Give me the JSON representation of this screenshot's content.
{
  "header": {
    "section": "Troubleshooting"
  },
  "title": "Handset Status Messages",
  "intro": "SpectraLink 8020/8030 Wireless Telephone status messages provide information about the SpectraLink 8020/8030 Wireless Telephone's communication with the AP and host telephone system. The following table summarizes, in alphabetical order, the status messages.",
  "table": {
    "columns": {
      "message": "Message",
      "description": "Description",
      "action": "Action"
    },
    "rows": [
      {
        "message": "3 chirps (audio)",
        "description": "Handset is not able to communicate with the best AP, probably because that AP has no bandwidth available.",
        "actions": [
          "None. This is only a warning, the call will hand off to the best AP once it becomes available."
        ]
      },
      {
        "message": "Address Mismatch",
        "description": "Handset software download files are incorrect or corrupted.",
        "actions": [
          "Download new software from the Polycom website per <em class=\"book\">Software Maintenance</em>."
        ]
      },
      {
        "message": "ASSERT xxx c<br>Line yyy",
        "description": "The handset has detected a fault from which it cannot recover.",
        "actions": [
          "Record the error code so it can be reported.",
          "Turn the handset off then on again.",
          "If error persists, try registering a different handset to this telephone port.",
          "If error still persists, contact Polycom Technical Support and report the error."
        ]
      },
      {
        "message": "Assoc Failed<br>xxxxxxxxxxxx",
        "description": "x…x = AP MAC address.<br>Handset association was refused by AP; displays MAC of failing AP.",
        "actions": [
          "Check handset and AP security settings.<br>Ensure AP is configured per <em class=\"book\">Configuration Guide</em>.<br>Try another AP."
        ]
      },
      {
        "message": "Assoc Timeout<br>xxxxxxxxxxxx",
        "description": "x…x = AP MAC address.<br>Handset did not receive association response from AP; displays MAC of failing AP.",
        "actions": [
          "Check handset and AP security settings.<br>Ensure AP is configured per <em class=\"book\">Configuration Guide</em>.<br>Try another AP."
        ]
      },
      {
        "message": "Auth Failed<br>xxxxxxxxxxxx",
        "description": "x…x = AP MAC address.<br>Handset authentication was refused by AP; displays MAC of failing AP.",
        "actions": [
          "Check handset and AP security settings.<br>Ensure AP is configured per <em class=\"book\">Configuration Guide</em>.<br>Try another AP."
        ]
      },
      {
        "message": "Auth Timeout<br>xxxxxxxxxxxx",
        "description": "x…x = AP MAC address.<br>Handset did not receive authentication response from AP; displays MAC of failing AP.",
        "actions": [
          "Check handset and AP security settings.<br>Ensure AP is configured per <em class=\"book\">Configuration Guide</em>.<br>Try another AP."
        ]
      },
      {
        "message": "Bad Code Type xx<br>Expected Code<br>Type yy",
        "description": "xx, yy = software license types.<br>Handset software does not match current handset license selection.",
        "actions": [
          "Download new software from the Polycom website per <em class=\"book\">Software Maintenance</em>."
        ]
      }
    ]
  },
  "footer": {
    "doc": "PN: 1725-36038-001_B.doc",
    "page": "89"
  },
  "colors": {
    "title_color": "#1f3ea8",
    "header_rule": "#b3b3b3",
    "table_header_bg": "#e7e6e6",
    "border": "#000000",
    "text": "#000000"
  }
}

━━━━━━

WHAT THE TASK REQUIRES: Transcribe all the entries, keeping each one exactly as it is.

FINISHED TASK:
Give me the JSON representation of this screenshot's content.
{
  "header": {
    "section": "Troubleshooting"
  },
  "title": "Handset Status Messages",
  "intro": "SpectraLink 8020/8030 Wireless Telephone status messages provide information about the SpectraLink 8020/8030 Wireless Telephone's communication with the AP and host telephone system. The following table summarizes, in alphabetical order, the status messages.",
  "table": {
    "columns": {
      "message": "Message",
      "description": "Description",
      "action": "Action"
    },
    "rows": [
      {
        "message": "3 chirps (audio)",
        "description": "Handset is not able to communicate with the best AP, probably because that AP has no bandwidth available.",
        "actions": [
          "None. This is only a warning, the call will hand off to the best AP once it becomes available."
        ]
      },
      {
        "message": "Address Mismatch",
        "description": "Handset software download files are incorrect or corrupted.",
        "actions": [
          "Download new software from the Polycom website per <em class=\"book\">Software Maintenance</em>."
        ]
      },
      {
        "message": "ASSERT xxx c<br>Line yyy",
        "description": "The handset has detected a fault from which it cannot recover.",
        "actions": [
          "Record the error code so it can be reported.",
          "Turn the handset off then on again.",
          "If error persists, try registering a different handset to this telephone port.",
          "If error still persists, contact Polycom Technical Support and report the error."
        ]
      },
      {
        "message": "Assoc Failed<br>xxxxxxxxxxxx",
        "description": "x…x = AP MAC address.<br>Handset association was refused by AP; displays MAC of failing AP.",
        "actions": [
          "Check handset and AP security settings.<br>Ensure AP is configured per <em class=\"book\">Configuration Guide</em>.<br>Try another AP."
        ]
      },
      {
        "message": "Assoc Timeout<br>xxxxxxxxxxxx",
        "description": "x…x = AP MAC address.<br>Handset did not receive association response from AP; displays MAC of failing AP.",
        "actions": [
          "Check handset and AP security settings.<br>Ensure AP is configured per <em class=\"book\">Configuration Guide</em>.<br>Try another AP."
        ]
      },
      {
        "message": "Auth Failed<br>xxxxxxxxxxxx",
        "description": "x…x = AP MAC address.<br>Handset authentication was refused by AP; displays MAC of failing AP.",
        "actions": [
          "Check handset and AP security settings.<br>Ensure AP is configured per <em class=\"book\">Configuration Guide</em>.<br>Try another AP."
        ]
      },
      {
        "message": "Auth Timeout<br>xxxxxxxxxxxx",
        "description": "x…x = AP MAC address.<br>Handset did not receive authentication response from AP; displays MAC of failing AP.",
        "actions": [
          "Check handset and AP security settings.<br>Ensure AP is configured per <em class=\"book\">Configuration Guide</em>.<br>Try another AP."
        ]
      },
      {
        "message": "Bad Code Type xx<br>Expected Code<br>Type yy",
        "description": "xx, yy = software license types.<br>Handset software does not match current handset license selection.",
        "actions": [
          "Download new software from the Polycom website per <em class=\"book\">Software Maintenance</em>."
        ]
      }
    ]
  },
  "footer": {
    "doc": "PN: 1725-36038-001_B.doc",
    "page": "89"
  },
  "colors": {
    "title_color": "#1f3ea8",
    "header_rule": "#b3b3b3",
    "table_header_bg": "#e7e6e6",
    "border": "#000000",
    "text": "#000000"
  }
}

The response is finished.